LISTED ENTRIES:
-*-
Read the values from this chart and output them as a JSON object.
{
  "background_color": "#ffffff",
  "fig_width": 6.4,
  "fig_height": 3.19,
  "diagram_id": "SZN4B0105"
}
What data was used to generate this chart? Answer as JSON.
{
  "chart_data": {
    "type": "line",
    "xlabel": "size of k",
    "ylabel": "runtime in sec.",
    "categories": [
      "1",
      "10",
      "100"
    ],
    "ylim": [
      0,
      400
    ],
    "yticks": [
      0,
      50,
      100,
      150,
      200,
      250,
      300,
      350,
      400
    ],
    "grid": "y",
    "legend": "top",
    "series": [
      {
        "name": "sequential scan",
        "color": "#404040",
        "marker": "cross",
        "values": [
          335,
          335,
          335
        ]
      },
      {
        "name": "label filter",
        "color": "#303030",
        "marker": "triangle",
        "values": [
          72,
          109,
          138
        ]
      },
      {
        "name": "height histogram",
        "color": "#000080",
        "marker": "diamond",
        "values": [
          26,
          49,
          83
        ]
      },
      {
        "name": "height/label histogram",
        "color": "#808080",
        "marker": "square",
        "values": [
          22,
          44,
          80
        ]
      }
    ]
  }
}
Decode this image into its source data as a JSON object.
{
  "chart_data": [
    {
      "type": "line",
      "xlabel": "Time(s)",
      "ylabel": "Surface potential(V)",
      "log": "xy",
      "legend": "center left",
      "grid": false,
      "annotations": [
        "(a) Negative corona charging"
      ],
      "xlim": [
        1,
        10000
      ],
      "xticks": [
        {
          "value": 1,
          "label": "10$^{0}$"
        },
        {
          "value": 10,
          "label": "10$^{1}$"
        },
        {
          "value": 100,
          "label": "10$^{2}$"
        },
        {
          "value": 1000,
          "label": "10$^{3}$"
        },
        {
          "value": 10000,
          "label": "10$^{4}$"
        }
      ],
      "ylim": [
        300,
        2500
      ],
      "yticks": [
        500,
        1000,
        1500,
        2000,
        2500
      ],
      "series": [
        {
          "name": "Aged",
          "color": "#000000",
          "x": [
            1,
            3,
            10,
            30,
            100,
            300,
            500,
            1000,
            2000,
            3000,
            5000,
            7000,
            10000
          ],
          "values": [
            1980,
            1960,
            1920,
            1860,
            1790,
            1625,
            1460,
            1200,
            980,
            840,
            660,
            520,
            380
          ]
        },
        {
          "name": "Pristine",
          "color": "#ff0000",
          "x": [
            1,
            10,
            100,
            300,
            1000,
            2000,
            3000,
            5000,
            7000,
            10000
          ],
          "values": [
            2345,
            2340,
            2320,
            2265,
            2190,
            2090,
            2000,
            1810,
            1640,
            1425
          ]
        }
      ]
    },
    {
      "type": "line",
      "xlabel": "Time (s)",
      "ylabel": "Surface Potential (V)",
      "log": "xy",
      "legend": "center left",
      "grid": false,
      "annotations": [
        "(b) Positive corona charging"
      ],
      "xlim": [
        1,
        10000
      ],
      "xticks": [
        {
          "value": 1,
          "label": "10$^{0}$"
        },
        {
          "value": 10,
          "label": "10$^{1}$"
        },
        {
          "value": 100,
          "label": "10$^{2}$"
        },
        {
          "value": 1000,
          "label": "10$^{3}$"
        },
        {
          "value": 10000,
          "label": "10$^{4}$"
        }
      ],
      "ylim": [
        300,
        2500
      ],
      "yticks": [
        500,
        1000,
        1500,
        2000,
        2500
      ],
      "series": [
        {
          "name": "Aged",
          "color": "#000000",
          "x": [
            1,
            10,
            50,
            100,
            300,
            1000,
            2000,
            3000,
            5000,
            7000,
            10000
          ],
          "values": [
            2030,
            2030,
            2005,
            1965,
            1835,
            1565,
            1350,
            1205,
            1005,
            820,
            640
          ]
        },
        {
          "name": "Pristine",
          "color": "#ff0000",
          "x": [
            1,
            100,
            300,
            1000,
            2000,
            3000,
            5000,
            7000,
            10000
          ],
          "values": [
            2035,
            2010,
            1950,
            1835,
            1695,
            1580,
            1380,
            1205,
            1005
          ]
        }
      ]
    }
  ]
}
-*-
SET TASK: Repeat the material from above exactly, word for word.

TASK OUTPUT:
Read the values from this chart and output them as a JSON object.
{
  "background_color": "#ffffff",
  "fig_width": 6.4,
  "fig_height": 3.19,
  "diagram_id": "SZN4B0105"
}
What data was used to generate this chart? Answer as JSON.
{
  "chart_data": {
    "type": "line",
    "xlabel": "size of k",
    "ylabel": "runtime in sec.",
    "categories": [
      "1",
      "10",
      "100"
    ],
    "ylim": [
      0,
      400
    ],
    "yticks": [
      0,
      50,
      100,
      150,
      200,
      250,
      300,
      350,
      400
    ],
    "grid": "y",
    "legend": "top",
    "series": [
      {
        "name": "sequential scan",
        "color": "#404040",
        "marker": "cross",
        "values": [
          335,
          335,
          335
        ]
      },
      {
        "name": "label filter",
        "color": "#303030",
        "marker": "triangle",
        "values": [
          72,
          109,
          138
        ]
      },
      {
        "name": "height histogram",
        "color": "#000080",
        "marker": "diamond",
        "values": [
          26,
          49,
          83
        ]
      },
      {
        "name": "height/label histogram",
        "color": "#808080",
        "marker": "square",
        "values": [
          22,
          44,
          80
        ]
      }
    ]
  }
}
Decode this image into its source data as a JSON object.
{
  "chart_data": [
    {
      "type": "line",
      "xlabel": "Time(s)",
      "ylabel": "Surface potential(V)",
      "log": "xy",
      "legend": "center left",
      "grid": false,
      "annotations": [
        "(a) Negative corona charging"
      ],
      "xlim": [
        1,
        10000
      ],
      "xticks": [
        {
          "value": 1,
          "label": "10$^{0}$"
        },
        {
          "value": 10,
          "label": "10$^{1}$"
        },
        {
          "value": 100,
          "label": "10$^{2}$"
        },
        {
          "value": 1000,
          "label": "10$^{3}$"
        },
        {
          "value": 10000,
          "label": "10$^{4}$"
        }
      ],
      "ylim": [
        300,
        2500
      ],
      "yticks": [
        500,
        1000,
        1500,
        2000,
        2500
      ],
      "series": [
        {
          "name": "Aged",
          "color": "#000000",
          "x": [
            1,
            3,
            10,
            30,
            100,
            300,
            500,
            1000,
            2000,
            3000,
            5000,
            7000,
            10000
          ],
          "values": [
            1980,
            1960,
            1920,
            1860,
            1790,
            1625,
            1460,
            1200,
            980,
            840,
            660,
            520,
            380
          ]
        },
        {
          "name": "Pristine",
          "color": "#ff0000",
          "x": [
            1,
            10,
            100,
            300,
            1000,
            2000,
            3000,
            5000,
            7000,
            10000
          ],
          "values": [
            2345,
            2340,
            2320,
            2265,
            2190,
            2090,
            2000,
            1810,
            1640,
            1425
          ]
        }
      ]
    },
    {
      "type": "line",
      "xlabel": "Time (s)",
      "ylabel": "Surface Potential (V)",
      "log": "xy",
      "legend": "center left",
      "grid": false,
      "annotations": [
        "(b) Positive corona charging"
      ],
      "xlim": [
        1,
        10000
      ],
      "xticks": [
        {
          "value": 1,
          "label": "10$^{0}$"
        },
        {
          "value": 10,
          "label": "10$^{1}$"
        },
        {
          "value": 100,
          "label": "10$^{2}$"
        },
        {
          "value": 1000,
          "label": "10$^{3}$"
        },
        {
          "value": 10000,
          "label": "10$^{4}$"
        }
      ],
      "ylim": [
        300,
        2500
      ],
      "yticks": [
        500,
        1000,
        1500,
        2000,
        2500
      ],
      "series": [
        {
          "name": "Aged",
          "color": "#000000",
          "x": [
            1,
            10,
            50,
            100,
            300,
            1000,
            2000,
            3000,
            5000,
            7000,
            10000
          ],
          "values": [
            2030,
            2030,
            2005,
            1965,
            1835,
            1565,
            1350,
            1205,
            1005,
            820,
            640
          ]
        },
        {
          "name": "Pristine",
          "color": "#ff0000",
          "x": [
            1,
            100,
            300,
            1000,
            2000,
            3000,
            5000,
            7000,
            10000
          ],
          "values": [
            2035,
            2010,
            1950,
            1835,
            1695,
            1580,
            1380,
            1205,
            1005
          ]
        }
      ]
    }
  ]
}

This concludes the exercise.